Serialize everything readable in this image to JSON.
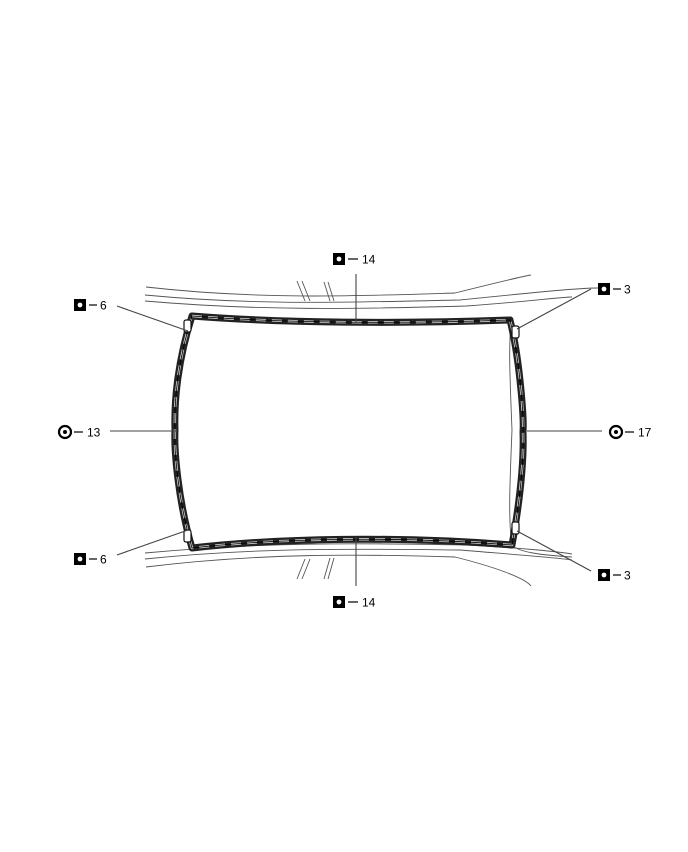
{
  "diagram": {
    "callouts": [
      {
        "id": "top",
        "symbol": "square",
        "label": "14"
      },
      {
        "id": "bottom",
        "symbol": "square",
        "label": "14"
      },
      {
        "id": "top-left",
        "symbol": "square",
        "label": "6"
      },
      {
        "id": "bottom-left",
        "symbol": "square",
        "label": "6"
      },
      {
        "id": "top-right",
        "symbol": "square",
        "label": "3"
      },
      {
        "id": "bottom-right",
        "symbol": "square",
        "label": "3"
      },
      {
        "id": "left",
        "symbol": "circle",
        "label": "13"
      },
      {
        "id": "right",
        "symbol": "circle",
        "label": "17"
      }
    ]
  }
}
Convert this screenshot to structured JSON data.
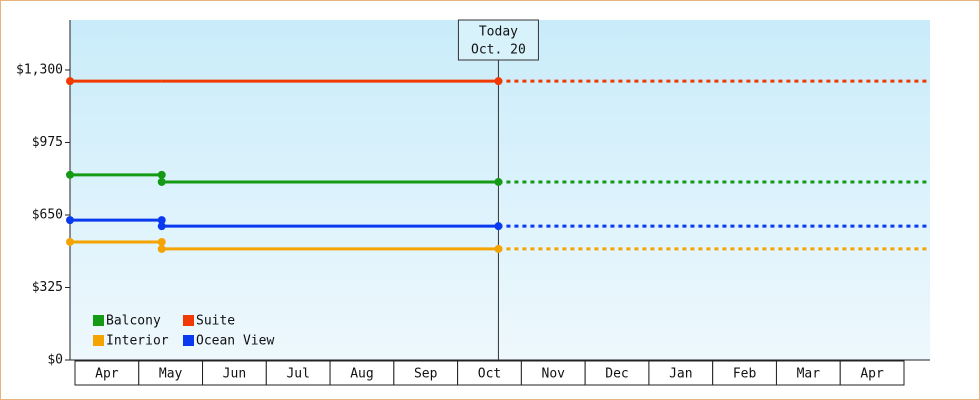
{
  "chart_data": {
    "type": "step-line",
    "annotation": [
      "Today",
      "Oct. 20"
    ],
    "categories": [
      "Apr",
      "May",
      "Jun",
      "Jul",
      "Aug",
      "Sep",
      "Oct",
      "Nov",
      "Dec",
      "Jan",
      "Feb",
      "Mar",
      "Apr"
    ],
    "x": [
      "Apr",
      "May",
      "Oct"
    ],
    "series": [
      {
        "name": "Balcony",
        "color": "#149a14",
        "values": [
          830,
          798,
          798
        ]
      },
      {
        "name": "Suite",
        "color": "#f03a00",
        "values": [
          1250,
          1250,
          1250
        ]
      },
      {
        "name": "Interior",
        "color": "#f5a300",
        "values": [
          529,
          498,
          498
        ]
      },
      {
        "name": "Ocean View",
        "color": "#0a3af0",
        "values": [
          627,
          600,
          600
        ]
      }
    ],
    "ylim": [
      0,
      1524
    ],
    "yticks": [
      {
        "value": 0,
        "label": "$0"
      },
      {
        "value": 325,
        "label": "$325"
      },
      {
        "value": 650,
        "label": "$650"
      },
      {
        "value": 975,
        "label": "$975"
      },
      {
        "value": 1300,
        "label": "$1,300"
      }
    ],
    "grid": false
  }
}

= = = =

**GOAL:**
Work out how many lines of the listing above include the word "color". Report only the number.

**RESPONSE TO THE EXERCISE:**
4